**STATED PROBLEM**. Repeat the data verbatim.

Data extracted from a collection:
========================
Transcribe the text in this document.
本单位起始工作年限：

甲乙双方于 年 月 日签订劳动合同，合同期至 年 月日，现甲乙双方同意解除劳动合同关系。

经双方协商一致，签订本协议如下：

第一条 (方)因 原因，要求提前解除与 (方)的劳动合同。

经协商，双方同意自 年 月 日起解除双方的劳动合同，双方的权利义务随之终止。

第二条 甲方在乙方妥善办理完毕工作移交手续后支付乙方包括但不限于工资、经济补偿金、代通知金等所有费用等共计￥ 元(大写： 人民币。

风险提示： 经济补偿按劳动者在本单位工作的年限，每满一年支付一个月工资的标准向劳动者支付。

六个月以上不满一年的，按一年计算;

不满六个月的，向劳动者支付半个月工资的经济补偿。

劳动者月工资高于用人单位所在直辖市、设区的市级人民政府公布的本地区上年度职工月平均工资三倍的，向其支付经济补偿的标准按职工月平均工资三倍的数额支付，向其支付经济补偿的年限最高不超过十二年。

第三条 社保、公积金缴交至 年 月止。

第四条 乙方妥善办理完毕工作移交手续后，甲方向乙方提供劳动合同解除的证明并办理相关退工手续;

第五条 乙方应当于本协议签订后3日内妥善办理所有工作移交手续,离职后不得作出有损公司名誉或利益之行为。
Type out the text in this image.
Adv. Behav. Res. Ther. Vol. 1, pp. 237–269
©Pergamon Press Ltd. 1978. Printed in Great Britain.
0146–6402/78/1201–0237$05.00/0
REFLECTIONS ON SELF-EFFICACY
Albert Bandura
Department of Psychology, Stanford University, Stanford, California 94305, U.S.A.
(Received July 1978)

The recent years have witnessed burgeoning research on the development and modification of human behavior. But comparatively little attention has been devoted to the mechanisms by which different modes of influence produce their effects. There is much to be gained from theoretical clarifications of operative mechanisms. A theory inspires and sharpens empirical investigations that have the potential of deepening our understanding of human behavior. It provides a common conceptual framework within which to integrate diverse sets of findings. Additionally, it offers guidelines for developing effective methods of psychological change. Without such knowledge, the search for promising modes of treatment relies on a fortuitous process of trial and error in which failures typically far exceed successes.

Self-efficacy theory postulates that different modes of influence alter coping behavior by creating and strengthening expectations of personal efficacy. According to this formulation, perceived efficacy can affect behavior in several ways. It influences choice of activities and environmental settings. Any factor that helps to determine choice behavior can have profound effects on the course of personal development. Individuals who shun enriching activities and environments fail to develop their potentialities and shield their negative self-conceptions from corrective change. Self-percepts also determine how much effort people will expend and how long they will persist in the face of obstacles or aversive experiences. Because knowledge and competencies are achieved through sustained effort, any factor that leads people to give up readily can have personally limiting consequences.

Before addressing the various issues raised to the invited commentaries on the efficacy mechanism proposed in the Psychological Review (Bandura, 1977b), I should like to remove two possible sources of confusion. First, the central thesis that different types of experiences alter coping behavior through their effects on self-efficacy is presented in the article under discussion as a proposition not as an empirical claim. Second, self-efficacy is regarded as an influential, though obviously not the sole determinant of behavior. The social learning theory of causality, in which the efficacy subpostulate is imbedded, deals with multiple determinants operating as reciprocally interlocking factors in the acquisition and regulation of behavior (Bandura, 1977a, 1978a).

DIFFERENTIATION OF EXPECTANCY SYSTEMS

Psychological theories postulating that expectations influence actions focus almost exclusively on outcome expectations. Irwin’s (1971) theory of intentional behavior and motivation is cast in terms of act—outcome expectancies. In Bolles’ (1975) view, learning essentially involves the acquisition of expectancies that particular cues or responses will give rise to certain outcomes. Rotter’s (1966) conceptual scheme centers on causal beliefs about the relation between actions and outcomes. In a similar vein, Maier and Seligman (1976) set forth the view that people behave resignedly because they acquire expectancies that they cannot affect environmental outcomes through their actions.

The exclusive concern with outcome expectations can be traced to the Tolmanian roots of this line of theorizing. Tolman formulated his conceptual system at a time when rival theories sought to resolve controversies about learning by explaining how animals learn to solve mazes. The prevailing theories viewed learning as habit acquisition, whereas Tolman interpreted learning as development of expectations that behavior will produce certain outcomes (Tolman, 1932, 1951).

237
========================
**FINAL ANSWER**.
Transcribe the text in this document.
本单位起始工作年限：

甲乙双方于 年 月 日签订劳动合同，合同期至 年 月日，现甲乙双方同意解除劳动合同关系。

经双方协商一致，签订本协议如下：

第一条 (方)因 原因，要求提前解除与 (方)的劳动合同。

经协商，双方同意自 年 月 日起解除双方的劳动合同，双方的权利义务随之终止。

第二条 甲方在乙方妥善办理完毕工作移交手续后支付乙方包括但不限于工资、经济补偿金、代通知金等所有费用等共计￥ 元(大写： 人民币。

风险提示： 经济补偿按劳动者在本单位工作的年限，每满一年支付一个月工资的标准向劳动者支付。

六个月以上不满一年的，按一年计算;

不满六个月的，向劳动者支付半个月工资的经济补偿。

劳动者月工资高于用人单位所在直辖市、设区的市级人民政府公布的本地区上年度职工月平均工资三倍的，向其支付经济补偿的标准按职工月平均工资三倍的数额支付，向其支付经济补偿的年限最高不超过十二年。

第三条 社保、公积金缴交至 年 月止。

第四条 乙方妥善办理完毕工作移交手续后，甲方向乙方提供劳动合同解除的证明并办理相关退工手续;

第五条 乙方应当于本协议签订后3日内妥善办理所有工作移交手续,离职后不得作出有损公司名誉或利益之行为。
Type out the text in this image.
Adv. Behav. Res. Ther. Vol. 1, pp. 237–269
©Pergamon Press Ltd. 1978. Printed in Great Britain.
0146–6402/78/1201–0237$05.00/0
REFLECTIONS ON SELF-EFFICACY
Albert Bandura
Department of Psychology, Stanford University, Stanford, California 94305, U.S.A.
(Received July 1978)

The recent years have witnessed burgeoning research on the development and modification of human behavior. But comparatively little attention has been devoted to the mechanisms by which different modes of influence produce their effects. There is much to be gained from theoretical clarifications of operative mechanisms. A theory inspires and sharpens empirical investigations that have the potential of deepening our understanding of human behavior. It provides a common conceptual framework within which to integrate diverse sets of findings. Additionally, it offers guidelines for developing effective methods of psychological change. Without such knowledge, the search for promising modes of treatment relies on a fortuitous process of trial and error in which failures typically far exceed successes.

Self-efficacy theory postulates that different modes of influence alter coping behavior by creating and strengthening expectations of personal efficacy. According to this formulation, perceived efficacy can affect behavior in several ways. It influences choice of activities and environmental settings. Any factor that helps to determine choice behavior can have profound effects on the course of personal development. Individuals who shun enriching activities and environments fail to develop their potentialities and shield their negative self-conceptions from corrective change. Self-percepts also determine how much effort people will expend and how long they will persist in the face of obstacles or aversive experiences. Because knowledge and competencies are achieved through sustained effort, any factor that leads people to give up readily can have personally limiting consequences.

Before addressing the various issues raised to the invited commentaries on the efficacy mechanism proposed in the Psychological Review (Bandura, 1977b), I should like to remove two possible sources of confusion. First, the central thesis that different types of experiences alter coping behavior through their effects on self-efficacy is presented in the article under discussion as a proposition not as an empirical claim. Second, self-efficacy is regarded as an influential, though obviously not the sole determinant of behavior. The social learning theory of causality, in which the efficacy subpostulate is imbedded, deals with multiple determinants operating as reciprocally interlocking factors in the acquisition and regulation of behavior (Bandura, 1977a, 1978a).

DIFFERENTIATION OF EXPECTANCY SYSTEMS

Psychological theories postulating that expectations influence actions focus almost exclusively on outcome expectations. Irwin’s (1971) theory of intentional behavior and motivation is cast in terms of act—outcome expectancies. In Bolles’ (1975) view, learning essentially involves the acquisition of expectancies that particular cues or responses will give rise to certain outcomes. Rotter’s (1966) conceptual scheme centers on causal beliefs about the relation between actions and outcomes. In a similar vein, Maier and Seligman (1976) set forth the view that people behave resignedly because they acquire expectancies that they cannot affect environmental outcomes through their actions.

The exclusive concern with outcome expectations can be traced to the Tolmanian roots of this line of theorizing. Tolman formulated his conceptual system at a time when rival theories sought to resolve controversies about learning by explaining how animals learn to solve mazes. The prevailing theories viewed learning as habit acquisition, whereas Tolman interpreted learning as development of expectations that behavior will produce certain outcomes (Tolman, 1932, 1951).

237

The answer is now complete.